» BRIEF
Show all lines holding the string "Presidente".

[Start of MATERIAL FOR THIS TASK]

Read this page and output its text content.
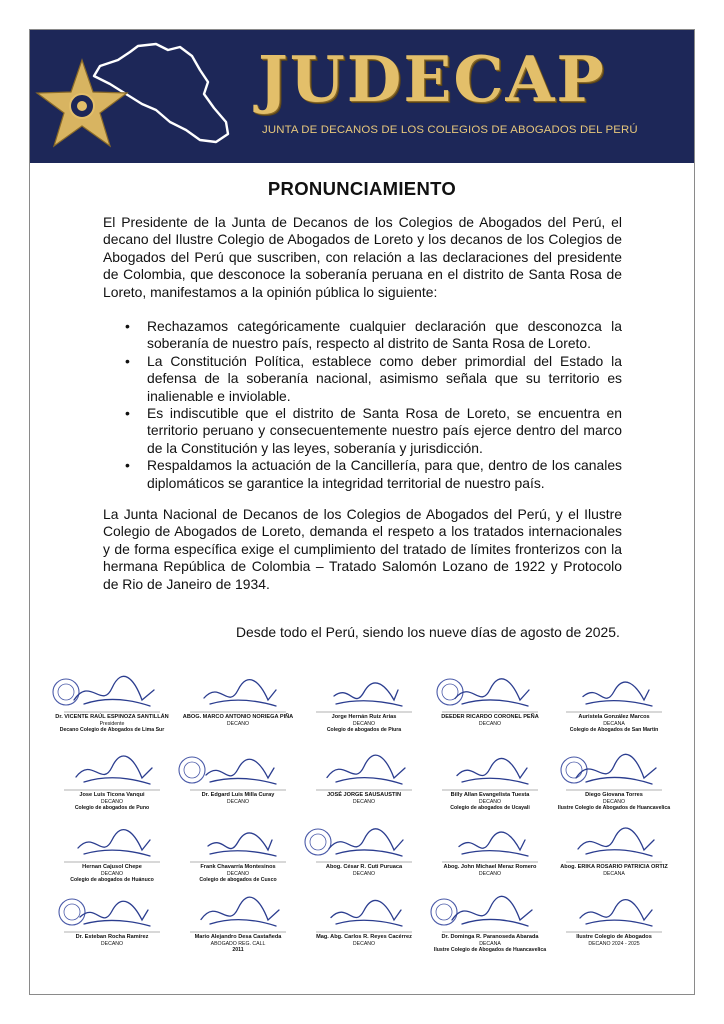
JUDECAP
JUNTA DE DECANOS DE LOS COLEGIOS DE ABOGADOS DEL PERÚ
PRONUNCIAMIENTO
El Presidente de la Junta de Decanos de los Colegios de Abogados del Perú, el decano del Ilustre Colegio de Abogados de Loreto y los decanos de los Colegios de Abogados del Perú que suscriben, con relación a las declaraciones del presidente de Colombia, que desconoce la soberanía peruana en el distrito de Santa Rosa de Loreto, manifestamos a la opinión pública lo siguiente:
• Rechazamos categóricamente cualquier declaración que desconozca la soberanía de nuestro país, respecto al distrito de Santa Rosa de Loreto.
• La Constitución Política, establece como deber primordial del Estado la defensa de la soberanía nacional, asimismo señala que su territorio es inalienable e inviolable.
• Es indiscutible que el distrito de Santa Rosa de Loreto, se encuentra en territorio peruano y consecuentemente nuestro país ejerce dentro del marco de la Constitución y las leyes, soberanía y jurisdicción.
• Respaldamos la actuación de la Cancillería, para que, dentro de los canales diplomáticos se garantice la integridad territorial de nuestro país.
La Junta Nacional de Decanos de los Colegios de Abogados del Perú, y el Ilustre Colegio de Abogados de Loreto, demanda el respeto a los tratados internacionales y de forma específica exige el cumplimiento del tratado de límites fronterizos con la hermana República de Colombia – Tratado Salomón Lozano de 1922 y Protocolo de Rio de Janeiro de 1934.
Desde todo el Perú, siendo los nueve días de agosto de 2025.
Dr. VICENTE RAÚL ESPINOZA SANTILLÁN
Presidente
Decano Colegio de Abogados de Lima Sur
ABOG. MARCO ANTONIO NORIEGA PIÑA
DECANO
Jorge Hernán Ruiz Arias
DECANO
Colegio de abogados de Piura
DEEDER RICARDO CORONEL PEÑA
DECANO
Auristela González Marcos
DECANA
Colegio de Abogados de San Martín
Jose Luis Ticona Vanqui
DECANO
Colegio de abogados de Puno
Dr. Edgard Luis Milla Curay
DECANO
JOSÉ JORGE SAUSAUSTIN
DECANO
Billy Allan Evangelista Tuesta
DECANO
Colegio de abogados de Ucayali
Diego Giovana Torres
DECANO
Ilustre Colegio de Abogados de Huancavelica
Hernan Cajusol Chepe
DECANO
Colegio de abogados de Huánuco
Frank Chavarría Montesinos
DECANO
Colegio de abogados de Cusco
Abog. César R. Cuti Puruaca
DECANO
Abog. John Michael Meraz Romero
DECANO
Abog. ERIKA ROSARIO PATRICIA ORTIZ
DECANA
Dr. Esteban Rocha Ramírez
DECANO
Mario Alejandro Desa Castañeda
ABOGADO REG. CALL
2011
Mag. Abg. Carlos R. Reyes Cacérrez
DECANO
Dr. Dominga R. Paranoseda Abarada
DECANA
Ilustre Colegio de Abogados de Huancavelica
Ilustre Colegio de Abogados
DECANO 2024 - 2025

[End of MATERIAL FOR THIS TASK]

» TASK RESPONSE
El Presidente de la Junta de Decanos de los Colegios de Abogados del Perú, el decano del Ilustre Colegio de Abogados de Loreto y los decanos de los Colegios de Abogados del Perú que suscriben, con relación a las declaraciones del presidente de Colombia, que desconoce la soberanía peruana en el distrito de Santa Rosa de Loreto, manifestamos a la opinión pública lo siguiente:
Presidente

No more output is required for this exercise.